Saved entries
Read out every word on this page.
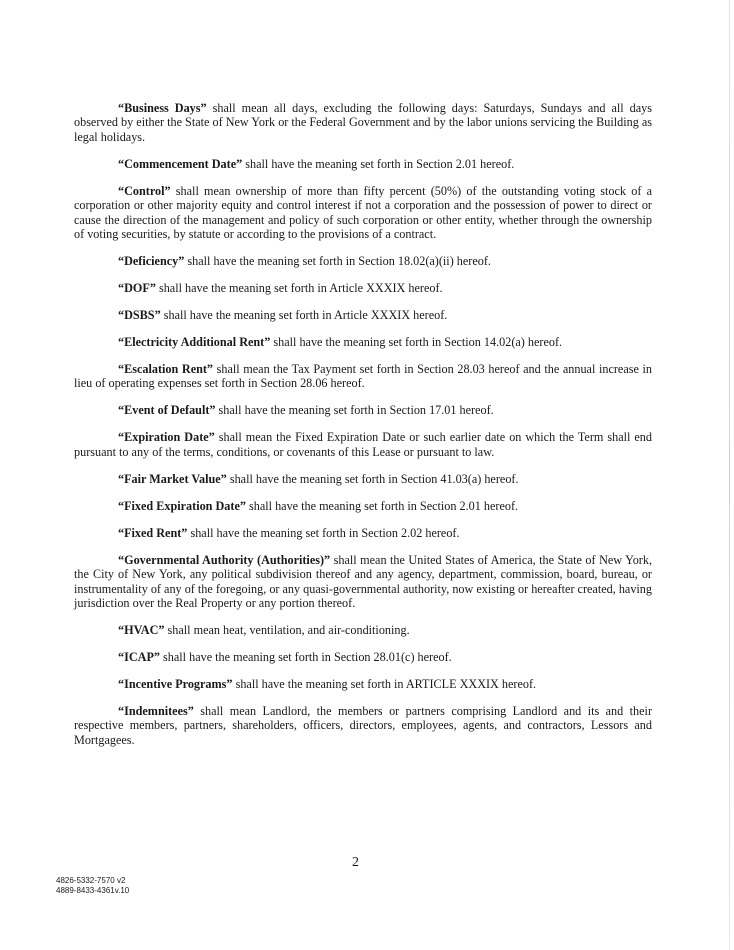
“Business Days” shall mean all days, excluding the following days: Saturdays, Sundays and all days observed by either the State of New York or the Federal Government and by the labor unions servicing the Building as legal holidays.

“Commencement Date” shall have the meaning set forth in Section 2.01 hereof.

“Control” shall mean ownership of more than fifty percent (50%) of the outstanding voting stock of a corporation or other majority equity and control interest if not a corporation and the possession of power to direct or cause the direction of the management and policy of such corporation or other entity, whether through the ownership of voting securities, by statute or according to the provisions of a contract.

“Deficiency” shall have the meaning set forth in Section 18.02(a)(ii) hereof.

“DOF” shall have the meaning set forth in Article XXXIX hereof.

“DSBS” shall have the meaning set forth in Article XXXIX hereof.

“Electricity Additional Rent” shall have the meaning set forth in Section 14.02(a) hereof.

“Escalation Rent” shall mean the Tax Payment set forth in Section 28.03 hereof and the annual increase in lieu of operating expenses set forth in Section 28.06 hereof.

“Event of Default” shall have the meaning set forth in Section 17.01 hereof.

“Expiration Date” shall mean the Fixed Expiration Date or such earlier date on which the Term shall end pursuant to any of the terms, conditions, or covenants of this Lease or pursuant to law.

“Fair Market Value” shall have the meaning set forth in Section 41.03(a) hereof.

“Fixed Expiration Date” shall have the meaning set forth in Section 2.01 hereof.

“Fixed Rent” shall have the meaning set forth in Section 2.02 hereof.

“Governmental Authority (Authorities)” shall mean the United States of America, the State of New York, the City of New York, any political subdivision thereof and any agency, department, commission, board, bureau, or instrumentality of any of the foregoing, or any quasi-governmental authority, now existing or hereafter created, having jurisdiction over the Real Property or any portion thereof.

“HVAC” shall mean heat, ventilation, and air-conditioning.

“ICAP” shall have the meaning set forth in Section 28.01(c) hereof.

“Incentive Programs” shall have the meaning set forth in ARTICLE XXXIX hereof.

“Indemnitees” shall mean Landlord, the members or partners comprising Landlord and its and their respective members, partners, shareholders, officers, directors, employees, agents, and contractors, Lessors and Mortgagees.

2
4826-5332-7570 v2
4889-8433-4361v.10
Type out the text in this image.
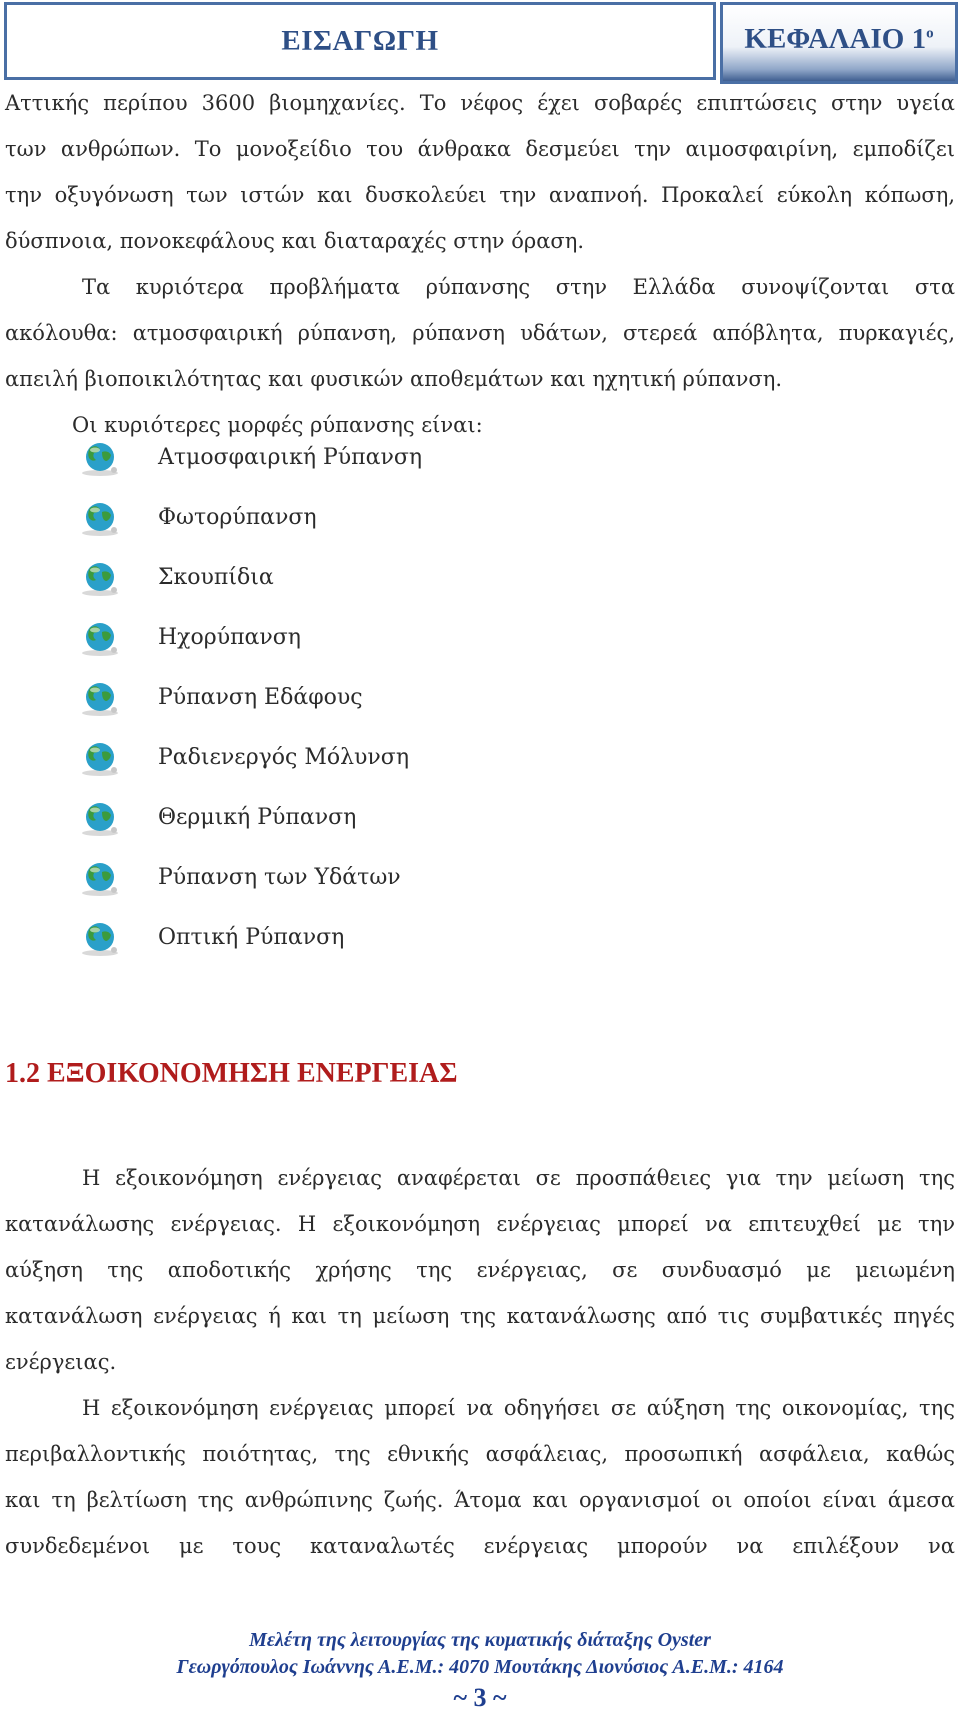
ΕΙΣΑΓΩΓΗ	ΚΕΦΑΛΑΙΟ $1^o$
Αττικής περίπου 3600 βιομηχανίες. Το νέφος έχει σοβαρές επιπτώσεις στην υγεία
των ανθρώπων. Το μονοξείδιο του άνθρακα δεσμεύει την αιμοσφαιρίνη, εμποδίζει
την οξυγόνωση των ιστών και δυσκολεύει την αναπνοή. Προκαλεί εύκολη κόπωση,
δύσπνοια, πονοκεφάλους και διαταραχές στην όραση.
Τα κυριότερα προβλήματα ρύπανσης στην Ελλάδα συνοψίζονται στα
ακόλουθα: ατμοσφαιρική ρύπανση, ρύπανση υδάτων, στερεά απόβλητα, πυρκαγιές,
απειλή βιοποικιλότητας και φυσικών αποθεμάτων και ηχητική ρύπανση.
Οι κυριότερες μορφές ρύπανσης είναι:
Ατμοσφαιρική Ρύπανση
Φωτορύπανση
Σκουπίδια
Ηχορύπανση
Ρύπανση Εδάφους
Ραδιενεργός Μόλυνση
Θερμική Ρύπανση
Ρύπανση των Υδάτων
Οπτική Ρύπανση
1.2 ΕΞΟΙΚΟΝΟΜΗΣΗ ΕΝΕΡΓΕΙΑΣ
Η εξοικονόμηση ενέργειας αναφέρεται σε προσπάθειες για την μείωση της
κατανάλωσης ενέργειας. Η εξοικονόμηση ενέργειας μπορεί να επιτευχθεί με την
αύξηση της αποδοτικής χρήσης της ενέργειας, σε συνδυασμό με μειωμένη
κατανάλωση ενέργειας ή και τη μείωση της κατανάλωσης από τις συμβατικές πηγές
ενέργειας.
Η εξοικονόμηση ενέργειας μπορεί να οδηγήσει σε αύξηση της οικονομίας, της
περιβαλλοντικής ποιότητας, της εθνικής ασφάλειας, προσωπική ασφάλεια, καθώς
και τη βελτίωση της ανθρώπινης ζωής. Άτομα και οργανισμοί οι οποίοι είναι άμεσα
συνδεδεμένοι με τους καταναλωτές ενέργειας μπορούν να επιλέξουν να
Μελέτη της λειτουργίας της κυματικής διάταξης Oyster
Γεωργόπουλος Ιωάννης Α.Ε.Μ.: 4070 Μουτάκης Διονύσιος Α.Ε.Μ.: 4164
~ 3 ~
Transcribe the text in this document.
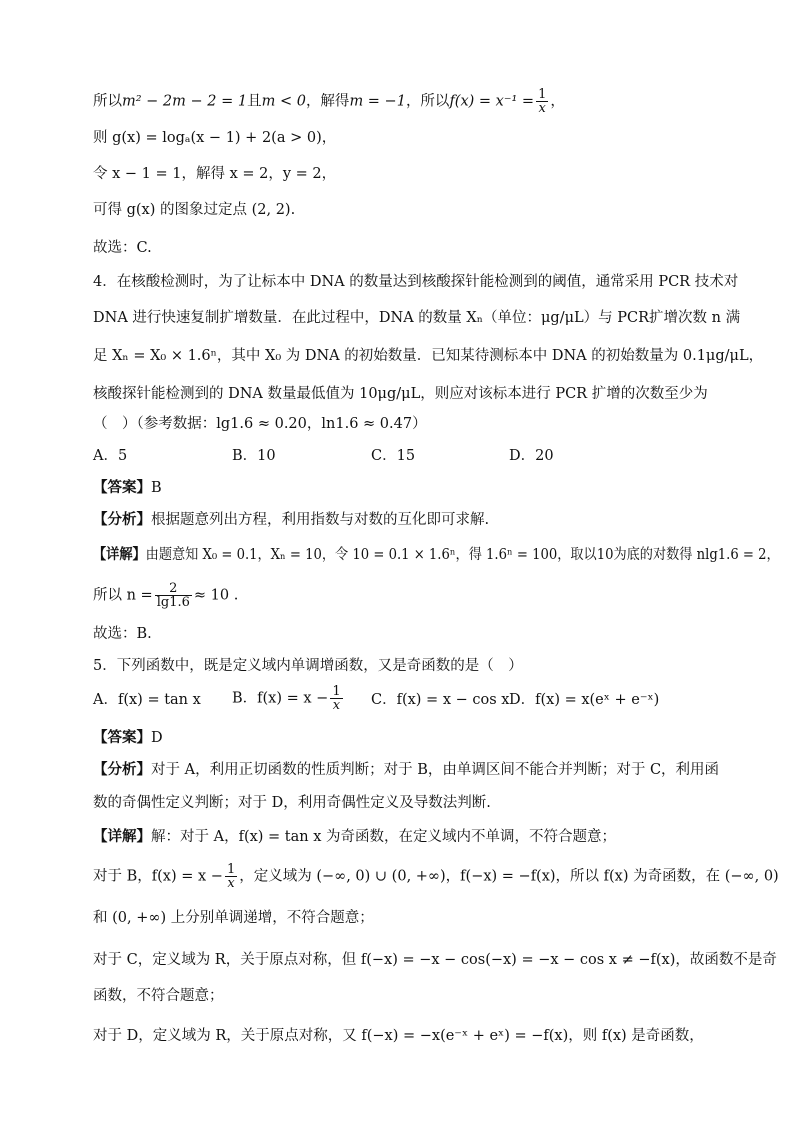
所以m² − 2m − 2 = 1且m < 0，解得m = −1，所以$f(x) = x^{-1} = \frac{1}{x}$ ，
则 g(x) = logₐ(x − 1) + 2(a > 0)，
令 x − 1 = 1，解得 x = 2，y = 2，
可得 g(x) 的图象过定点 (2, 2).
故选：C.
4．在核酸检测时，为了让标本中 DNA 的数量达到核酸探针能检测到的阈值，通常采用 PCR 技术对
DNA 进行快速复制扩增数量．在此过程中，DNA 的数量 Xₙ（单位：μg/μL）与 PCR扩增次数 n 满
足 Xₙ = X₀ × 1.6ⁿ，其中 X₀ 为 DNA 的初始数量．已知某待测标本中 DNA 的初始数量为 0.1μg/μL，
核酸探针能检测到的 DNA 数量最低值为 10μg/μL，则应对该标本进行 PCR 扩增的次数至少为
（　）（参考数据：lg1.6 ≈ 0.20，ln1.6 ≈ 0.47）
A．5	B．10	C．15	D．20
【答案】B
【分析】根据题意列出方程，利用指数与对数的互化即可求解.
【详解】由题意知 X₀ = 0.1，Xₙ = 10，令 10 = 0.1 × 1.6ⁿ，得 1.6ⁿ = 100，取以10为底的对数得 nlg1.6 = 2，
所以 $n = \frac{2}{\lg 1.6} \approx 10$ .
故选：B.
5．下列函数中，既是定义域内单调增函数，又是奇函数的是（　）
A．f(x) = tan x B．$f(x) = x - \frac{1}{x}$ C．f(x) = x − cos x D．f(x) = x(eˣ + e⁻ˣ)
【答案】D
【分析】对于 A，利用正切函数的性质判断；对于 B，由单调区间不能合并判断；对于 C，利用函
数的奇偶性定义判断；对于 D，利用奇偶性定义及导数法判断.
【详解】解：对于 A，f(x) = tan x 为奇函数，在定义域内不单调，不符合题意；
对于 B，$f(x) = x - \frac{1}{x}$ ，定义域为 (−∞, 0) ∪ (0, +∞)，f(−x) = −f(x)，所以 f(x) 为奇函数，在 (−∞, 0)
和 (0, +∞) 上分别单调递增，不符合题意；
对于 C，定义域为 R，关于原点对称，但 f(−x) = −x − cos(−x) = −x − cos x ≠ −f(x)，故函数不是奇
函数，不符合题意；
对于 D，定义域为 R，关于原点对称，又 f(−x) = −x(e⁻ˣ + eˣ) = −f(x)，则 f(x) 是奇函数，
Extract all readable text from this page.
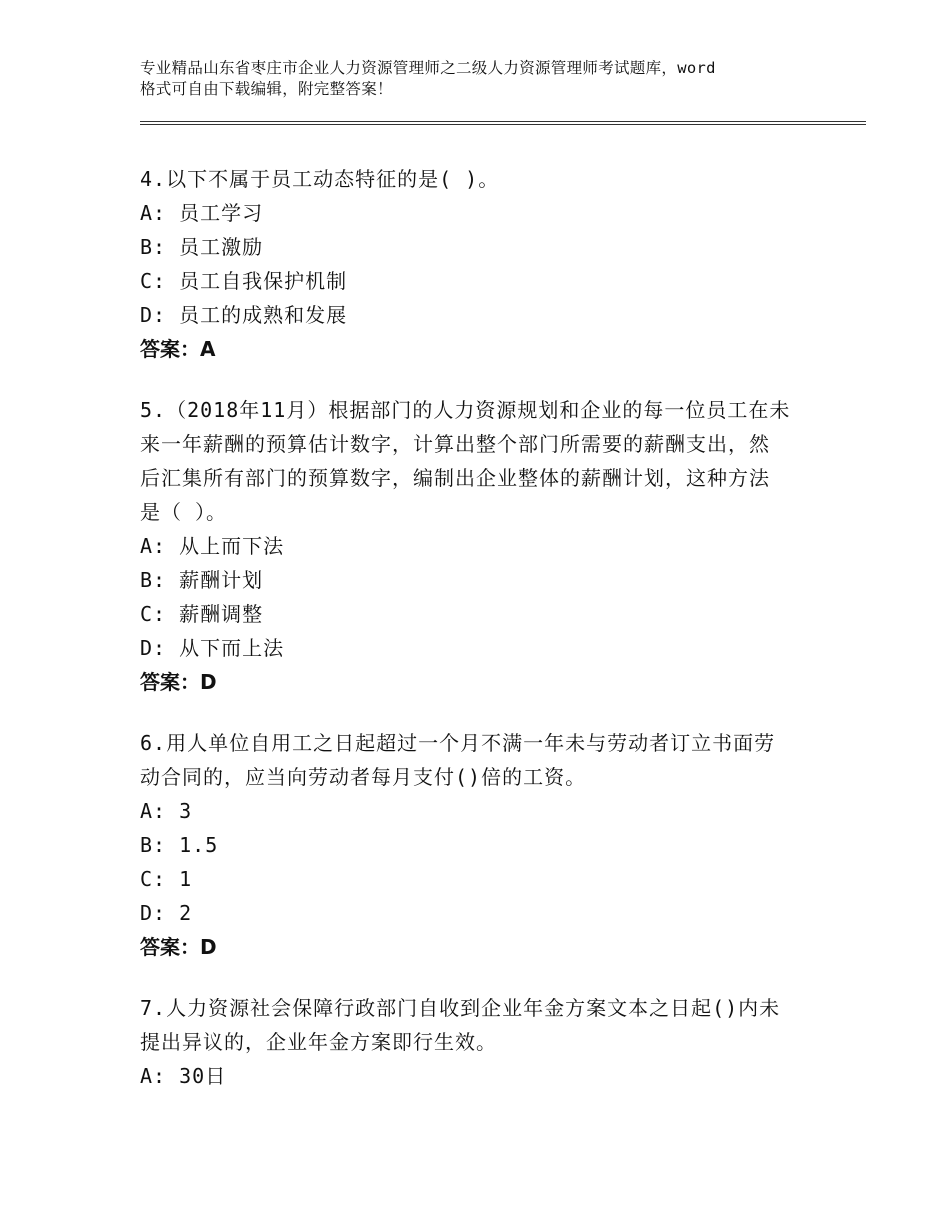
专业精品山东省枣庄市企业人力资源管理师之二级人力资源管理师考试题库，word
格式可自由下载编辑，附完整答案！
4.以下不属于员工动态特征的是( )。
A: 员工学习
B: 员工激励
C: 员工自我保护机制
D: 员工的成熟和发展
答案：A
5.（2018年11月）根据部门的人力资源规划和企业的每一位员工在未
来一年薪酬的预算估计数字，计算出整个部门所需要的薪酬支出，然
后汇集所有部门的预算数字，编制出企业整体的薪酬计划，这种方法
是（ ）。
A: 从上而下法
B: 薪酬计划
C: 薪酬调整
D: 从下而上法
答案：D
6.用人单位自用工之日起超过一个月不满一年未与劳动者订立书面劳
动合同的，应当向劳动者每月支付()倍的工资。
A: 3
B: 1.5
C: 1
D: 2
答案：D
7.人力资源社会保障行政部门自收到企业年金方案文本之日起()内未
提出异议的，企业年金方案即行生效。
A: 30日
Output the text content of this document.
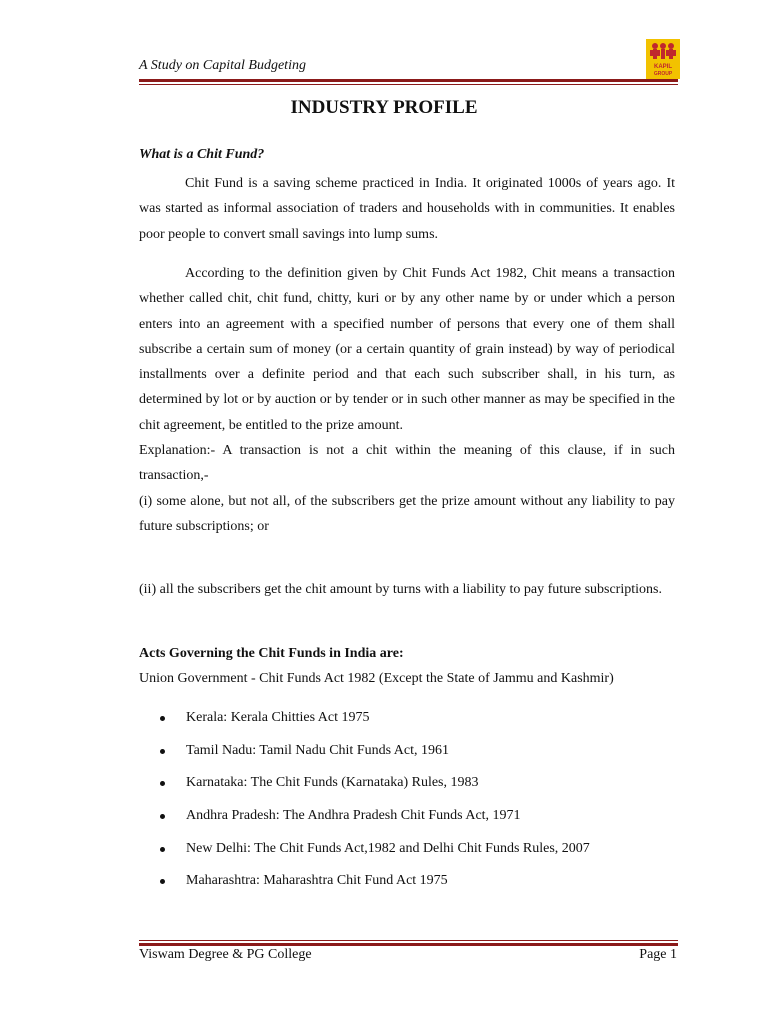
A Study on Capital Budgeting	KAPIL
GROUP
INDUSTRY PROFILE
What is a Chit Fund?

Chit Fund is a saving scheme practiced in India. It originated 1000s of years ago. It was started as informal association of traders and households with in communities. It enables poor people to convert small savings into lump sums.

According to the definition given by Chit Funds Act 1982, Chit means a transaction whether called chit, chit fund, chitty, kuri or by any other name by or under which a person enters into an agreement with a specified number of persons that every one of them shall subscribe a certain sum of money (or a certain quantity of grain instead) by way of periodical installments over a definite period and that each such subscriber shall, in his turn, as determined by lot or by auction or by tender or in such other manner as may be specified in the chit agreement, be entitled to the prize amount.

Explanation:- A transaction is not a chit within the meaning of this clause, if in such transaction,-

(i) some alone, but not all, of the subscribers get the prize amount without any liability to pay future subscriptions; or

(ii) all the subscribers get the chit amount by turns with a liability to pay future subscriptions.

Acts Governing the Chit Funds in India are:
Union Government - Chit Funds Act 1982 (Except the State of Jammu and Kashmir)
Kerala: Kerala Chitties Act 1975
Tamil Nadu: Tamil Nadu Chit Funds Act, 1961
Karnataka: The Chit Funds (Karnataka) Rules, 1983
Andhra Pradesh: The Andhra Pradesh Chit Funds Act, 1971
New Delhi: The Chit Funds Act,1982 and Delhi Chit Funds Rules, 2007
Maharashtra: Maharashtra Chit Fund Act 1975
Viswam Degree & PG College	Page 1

**PROBLEM TO WORK ON**
Copy every line in the listing above where the string "μπορεί" turns up.

**ANSWER IN FULL**
κατανάλωσης ενέργειας. Η εξοικονόμηση ενέργειας μπορεί να επιτευχθεί με την
Η εξοικονόμηση ενέργειας μπορεί να οδηγήσει σε αύξηση της οικονομίας, της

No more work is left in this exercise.